• Prompt: Restate the full listing word for word and leave the pictures out.

════

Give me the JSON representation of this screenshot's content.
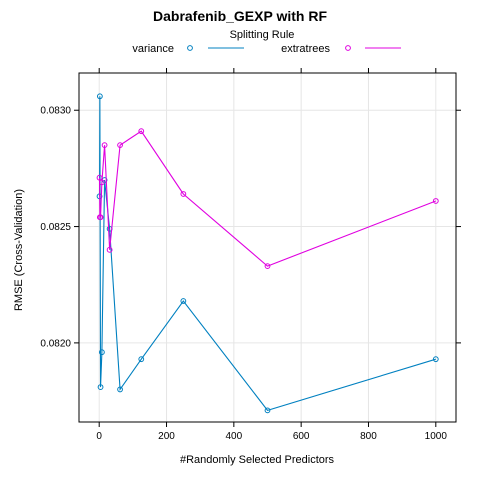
{
  "chart_data": {
    "type": "line",
    "title": "Dabrafenib_GEXP with RF",
    "legend_title": "Splitting Rule",
    "legend_placement": "top",
    "xlabel": "#Randomly Selected Predictors",
    "ylabel": "RMSE (Cross-Validation)",
    "xlim": [
      -60,
      1060
    ],
    "ylim": [
      0.08166,
      0.08316
    ],
    "x_ticks": [
      0,
      200,
      400,
      600,
      800,
      1000
    ],
    "x_tick_labels": [
      "0",
      "200",
      "400",
      "600",
      "800",
      "1000"
    ],
    "y_ticks": [
      0.082,
      0.0825,
      0.083
    ],
    "y_tick_labels": [
      "0.0820",
      "0.0825",
      "0.0830"
    ],
    "grid": true,
    "series": [
      {
        "name": "variance",
        "color": "#0080C0",
        "x": [
          1,
          2,
          4,
          8,
          16,
          31,
          62,
          125,
          250,
          500,
          1000
        ],
        "y": [
          0.08263,
          0.08306,
          0.08181,
          0.08196,
          0.0827,
          0.08249,
          0.0818,
          0.08193,
          0.08218,
          0.08171,
          0.08193
        ]
      },
      {
        "name": "extratrees",
        "color": "#E000E0",
        "x": [
          1,
          2,
          4,
          8,
          16,
          31,
          62,
          125,
          250,
          500,
          1000
        ],
        "y": [
          0.08271,
          0.08254,
          0.08254,
          0.08269,
          0.08285,
          0.0824,
          0.08285,
          0.08291,
          0.08264,
          0.08233,
          0.08261
        ]
      }
    ]
  }
}
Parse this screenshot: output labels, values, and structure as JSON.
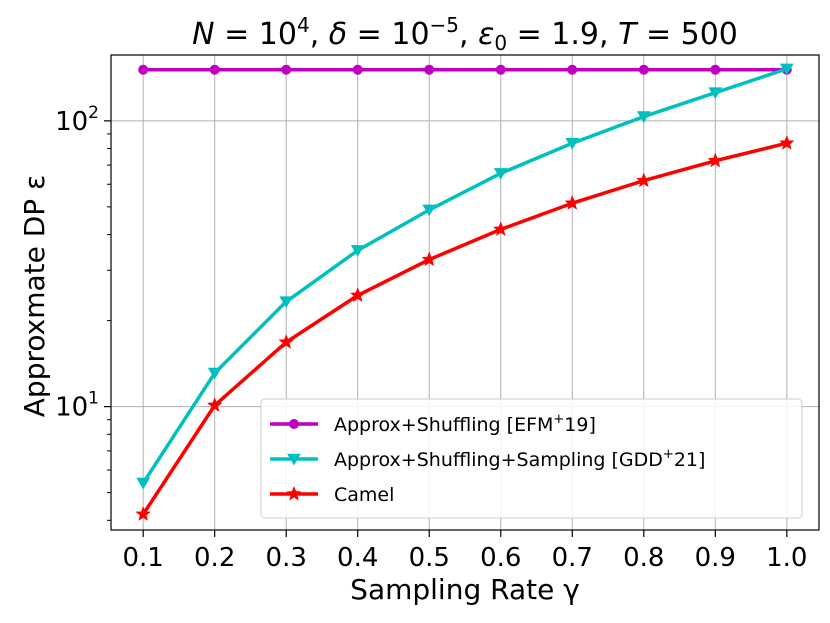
{
  "chart_data": {
    "type": "line",
    "title": {
      "n_sym": "N",
      "n_base": "10",
      "n_exp": "4",
      "delta_sym": "δ",
      "delta_base": "10",
      "delta_exp": "−5",
      "eps_sym": "ε",
      "eps_sub": "0",
      "eps_val": "1.9",
      "t_sym": "T",
      "t_val": "500"
    },
    "xlabel": "Sampling Rate γ",
    "ylabel": "Approxmate DP ε",
    "x": [
      0.1,
      0.2,
      0.3,
      0.4,
      0.5,
      0.6,
      0.7,
      0.8,
      0.9,
      1.0
    ],
    "x_tick_labels": [
      "0.1",
      "0.2",
      "0.3",
      "0.4",
      "0.5",
      "0.6",
      "0.7",
      "0.8",
      "0.9",
      "1.0"
    ],
    "xlim": [
      0.055,
      1.045
    ],
    "yscale": "log",
    "ylim": [
      3.7,
      170
    ],
    "y_major_ticks": [
      {
        "value": 10,
        "base": "10",
        "exp": "1"
      },
      {
        "value": 100,
        "base": "10",
        "exp": "2"
      }
    ],
    "y_minor_ticks": [
      4,
      5,
      6,
      7,
      8,
      9,
      20,
      30,
      40,
      50,
      60,
      70,
      80,
      90
    ],
    "grid": true,
    "legend_position": "lower-right",
    "series": [
      {
        "name": "Approx+Shuffling [EFM",
        "name_sup": "+",
        "name_tail": "19]",
        "color": "#bf00bf",
        "marker": "circle",
        "values": [
          151,
          151,
          151,
          151,
          151,
          151,
          151,
          151,
          151,
          151
        ]
      },
      {
        "name": "Approx+Shuffling+Sampling [GDD",
        "name_sup": "+",
        "name_tail": "21]",
        "color": "#00bfbf",
        "marker": "triangle-down",
        "values": [
          5.4,
          13.1,
          23.3,
          35.2,
          48.8,
          65.5,
          83.5,
          103.5,
          125.5,
          152
        ]
      },
      {
        "name": "Camel",
        "name_sup": "",
        "name_tail": "",
        "color": "#ff0000",
        "marker": "star",
        "values": [
          4.2,
          10.1,
          16.8,
          24.5,
          32.7,
          41.7,
          51.5,
          61.8,
          72.5,
          83.5
        ]
      }
    ]
  }
}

════

• Exercise solution:
Give me the JSON representation of this screenshot's content.
{
  "chart_data": {
    "type": "line",
    "title": "Dabrafenib_GEXP with RF",
    "legend_title": "Splitting Rule",
    "legend_placement": "top",
    "xlabel": "#Randomly Selected Predictors",
    "ylabel": "RMSE (Cross-Validation)",
    "xlim": [
      -60,
      1060
    ],
    "ylim": [
      0.08166,
      0.08316
    ],
    "x_ticks": [
      0,
      200,
      400,
      600,
      800,
      1000
    ],
    "x_tick_labels": [
      "0",
      "200",
      "400",
      "600",
      "800",
      "1000"
    ],
    "y_ticks": [
      0.082,
      0.0825,
      0.083
    ],
    "y_tick_labels": [
      "0.0820",
      "0.0825",
      "0.0830"
    ],
    "grid": true,
    "series": [
      {
        "name": "variance",
        "color": "#0080C0",
        "x": [
          1,
          2,
          4,
          8,
          16,
          31,
          62,
          125,
          250,
          500,
          1000
        ],
        "y": [
          0.08263,
          0.08306,
          0.08181,
          0.08196,
          0.0827,
          0.08249,
          0.0818,
          0.08193,
          0.08218,
          0.08171,
          0.08193
        ]
      },
      {
        "name": "extratrees",
        "color": "#E000E0",
        "x": [
          1,
          2,
          4,
          8,
          16,
          31,
          62,
          125,
          250,
          500,
          1000
        ],
        "y": [
          0.08271,
          0.08254,
          0.08254,
          0.08269,
          0.08285,
          0.0824,
          0.08285,
          0.08291,
          0.08264,
          0.08233,
          0.08261
        ]
      }
    ]
  }
}
Parse this screenshot: output labels, values, and structure as JSON.
{
  "chart_data": {
    "type": "line",
    "title": {
      "n_sym": "N",
      "n_base": "10",
      "n_exp": "4",
      "delta_sym": "δ",
      "delta_base": "10",
      "delta_exp": "−5",
      "eps_sym": "ε",
      "eps_sub": "0",
      "eps_val": "1.9",
      "t_sym": "T",
      "t_val": "500"
    },
    "xlabel": "Sampling Rate γ",
    "ylabel": "Approxmate DP ε",
    "x": [
      0.1,
      0.2,
      0.3,
      0.4,
      0.5,
      0.6,
      0.7,
      0.8,
      0.9,
      1.0
    ],
    "x_tick_labels": [
      "0.1",
      "0.2",
      "0.3",
      "0.4",
      "0.5",
      "0.6",
      "0.7",
      "0.8",
      "0.9",
      "1.0"
    ],
    "xlim": [
      0.055,
      1.045
    ],
    "yscale": "log",
    "ylim": [
      3.7,
      170
    ],
    "y_major_ticks": [
      {
        "value": 10,
        "base": "10",
        "exp": "1"
      },
      {
        "value": 100,
        "base": "10",
        "exp": "2"
      }
    ],
    "y_minor_ticks": [
      4,
      5,
      6,
      7,
      8,
      9,
      20,
      30,
      40,
      50,
      60,
      70,
      80,
      90
    ],
    "grid": true,
    "legend_position": "lower-right",
    "series": [
      {
        "name": "Approx+Shuffling [EFM",
        "name_sup": "+",
        "name_tail": "19]",
        "color": "#bf00bf",
        "marker": "circle",
        "values": [
          151,
          151,
          151,
          151,
          151,
          151,
          151,
          151,
          151,
          151
        ]
      },
      {
        "name": "Approx+Shuffling+Sampling [GDD",
        "name_sup": "+",
        "name_tail": "21]",
        "color": "#00bfbf",
        "marker": "triangle-down",
        "values": [
          5.4,
          13.1,
          23.3,
          35.2,
          48.8,
          65.5,
          83.5,
          103.5,
          125.5,
          152
        ]
      },
      {
        "name": "Camel",
        "name_sup": "",
        "name_tail": "",
        "color": "#ff0000",
        "marker": "star",
        "values": [
          4.2,
          10.1,
          16.8,
          24.5,
          32.7,
          41.7,
          51.5,
          61.8,
          72.5,
          83.5
        ]
      }
    ]
  }
}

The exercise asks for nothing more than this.